● **Problem statement**:
Go through the material below, count the lines with the word "REALIZZARE", and reply with the count alone.

● **Data listing**:
:::::

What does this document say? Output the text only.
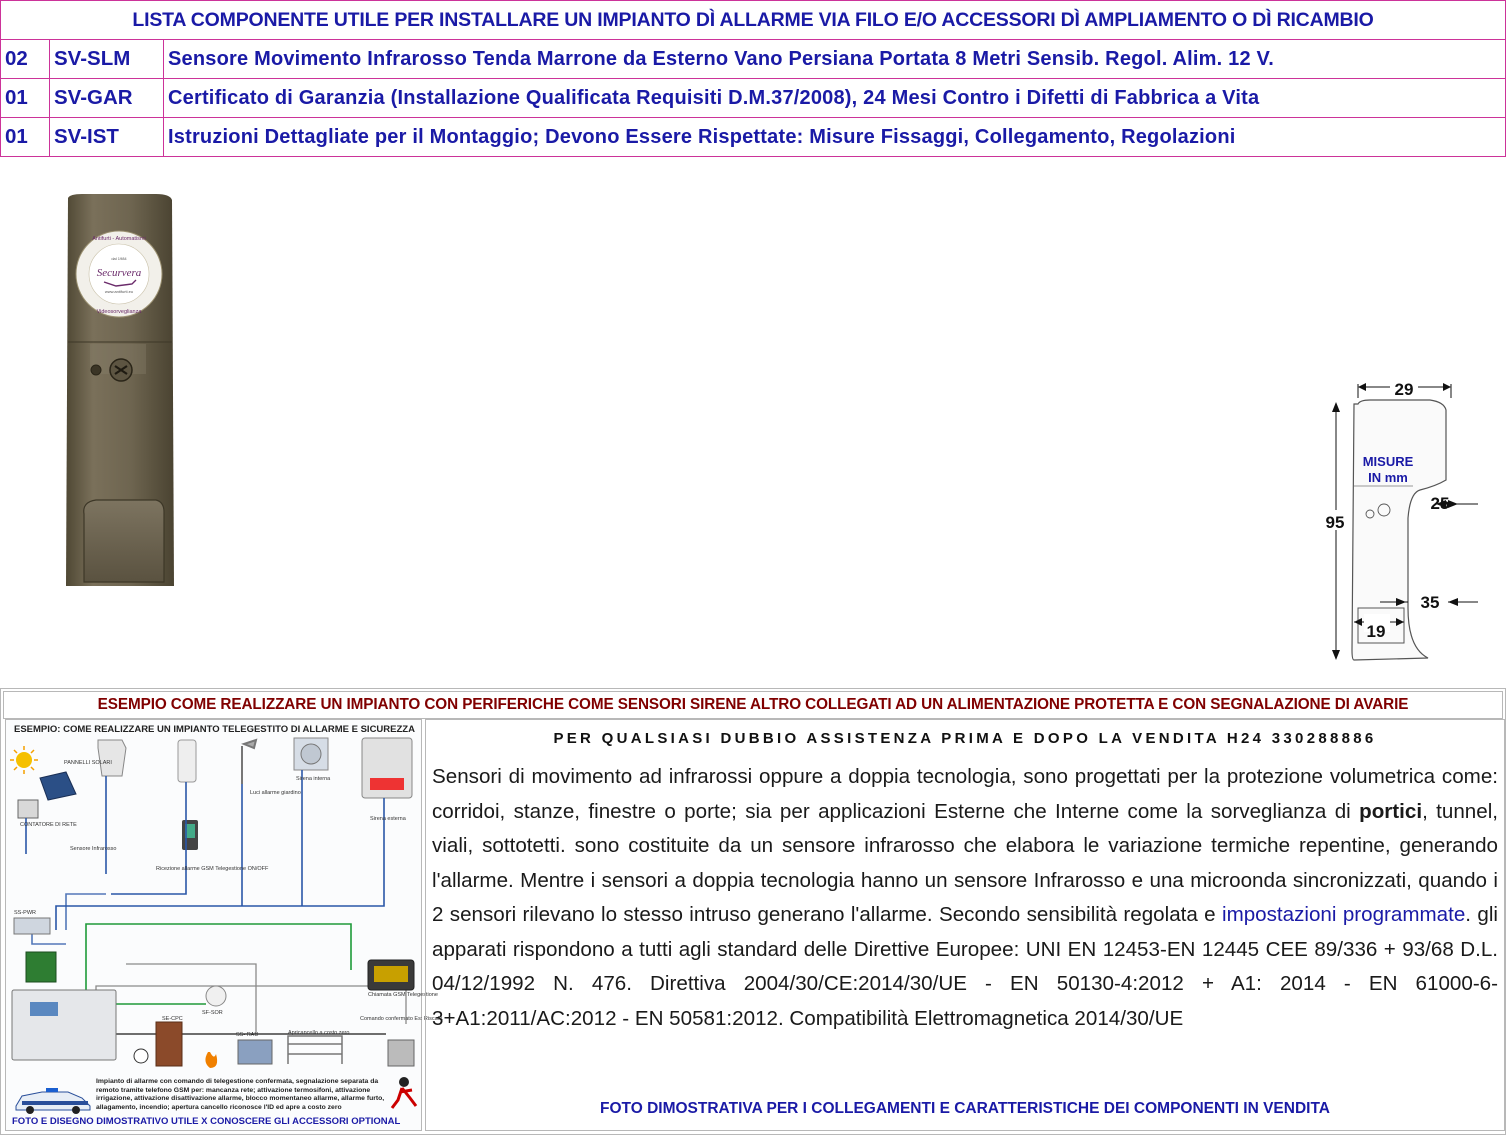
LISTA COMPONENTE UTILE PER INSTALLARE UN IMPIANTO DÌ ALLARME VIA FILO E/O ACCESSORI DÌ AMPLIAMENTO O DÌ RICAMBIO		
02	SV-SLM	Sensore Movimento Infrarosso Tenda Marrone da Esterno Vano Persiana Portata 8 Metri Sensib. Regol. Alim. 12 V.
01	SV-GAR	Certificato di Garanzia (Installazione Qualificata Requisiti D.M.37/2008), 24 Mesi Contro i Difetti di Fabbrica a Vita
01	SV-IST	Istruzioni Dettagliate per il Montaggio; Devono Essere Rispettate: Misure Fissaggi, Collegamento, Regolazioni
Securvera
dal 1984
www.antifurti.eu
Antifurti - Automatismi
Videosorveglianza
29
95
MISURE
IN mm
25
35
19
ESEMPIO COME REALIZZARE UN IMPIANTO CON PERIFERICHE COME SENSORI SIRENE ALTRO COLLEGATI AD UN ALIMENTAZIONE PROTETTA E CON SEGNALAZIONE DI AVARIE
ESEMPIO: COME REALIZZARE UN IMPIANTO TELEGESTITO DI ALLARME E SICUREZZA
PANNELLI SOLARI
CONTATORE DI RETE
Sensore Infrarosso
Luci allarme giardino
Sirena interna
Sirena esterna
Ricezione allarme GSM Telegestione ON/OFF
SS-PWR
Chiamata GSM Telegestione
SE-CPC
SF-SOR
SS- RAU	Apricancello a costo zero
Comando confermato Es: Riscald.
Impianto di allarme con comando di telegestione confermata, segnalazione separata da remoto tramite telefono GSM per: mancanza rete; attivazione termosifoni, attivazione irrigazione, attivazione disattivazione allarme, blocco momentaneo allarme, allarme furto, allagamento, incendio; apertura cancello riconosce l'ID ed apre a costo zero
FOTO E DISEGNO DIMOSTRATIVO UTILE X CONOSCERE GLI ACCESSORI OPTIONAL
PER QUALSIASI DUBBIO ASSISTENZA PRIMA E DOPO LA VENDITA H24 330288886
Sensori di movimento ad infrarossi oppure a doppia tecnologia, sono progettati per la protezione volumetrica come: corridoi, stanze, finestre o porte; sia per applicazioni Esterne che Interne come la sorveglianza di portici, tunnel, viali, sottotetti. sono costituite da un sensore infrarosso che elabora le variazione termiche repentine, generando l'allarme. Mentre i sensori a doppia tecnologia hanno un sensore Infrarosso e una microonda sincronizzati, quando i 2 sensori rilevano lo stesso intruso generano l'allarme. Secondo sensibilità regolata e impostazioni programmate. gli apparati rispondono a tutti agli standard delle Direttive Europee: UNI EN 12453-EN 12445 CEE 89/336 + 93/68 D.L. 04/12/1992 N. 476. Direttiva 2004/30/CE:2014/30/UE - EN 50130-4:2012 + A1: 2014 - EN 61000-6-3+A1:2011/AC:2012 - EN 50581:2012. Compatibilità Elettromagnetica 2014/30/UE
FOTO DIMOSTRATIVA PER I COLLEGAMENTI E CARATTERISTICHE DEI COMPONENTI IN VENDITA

:::::

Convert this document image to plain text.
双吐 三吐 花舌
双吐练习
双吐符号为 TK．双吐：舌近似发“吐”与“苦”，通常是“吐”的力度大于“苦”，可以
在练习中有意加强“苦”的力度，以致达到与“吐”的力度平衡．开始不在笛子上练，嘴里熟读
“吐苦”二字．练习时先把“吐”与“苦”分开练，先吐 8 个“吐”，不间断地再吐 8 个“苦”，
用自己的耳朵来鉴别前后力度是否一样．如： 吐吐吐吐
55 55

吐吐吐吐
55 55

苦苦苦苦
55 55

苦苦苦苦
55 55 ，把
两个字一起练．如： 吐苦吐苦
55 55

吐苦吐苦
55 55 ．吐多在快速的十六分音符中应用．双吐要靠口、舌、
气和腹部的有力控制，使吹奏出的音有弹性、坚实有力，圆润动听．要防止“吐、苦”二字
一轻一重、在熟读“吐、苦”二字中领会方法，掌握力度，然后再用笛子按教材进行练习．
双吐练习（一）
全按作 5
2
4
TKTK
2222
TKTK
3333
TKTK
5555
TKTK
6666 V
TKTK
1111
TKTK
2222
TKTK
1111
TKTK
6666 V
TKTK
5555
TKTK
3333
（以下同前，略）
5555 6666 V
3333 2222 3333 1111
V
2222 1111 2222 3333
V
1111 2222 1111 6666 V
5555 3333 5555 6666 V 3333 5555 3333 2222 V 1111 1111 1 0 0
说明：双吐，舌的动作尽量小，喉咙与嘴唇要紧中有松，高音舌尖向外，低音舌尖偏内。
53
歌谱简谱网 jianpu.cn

:::::

● **Correct output**:
2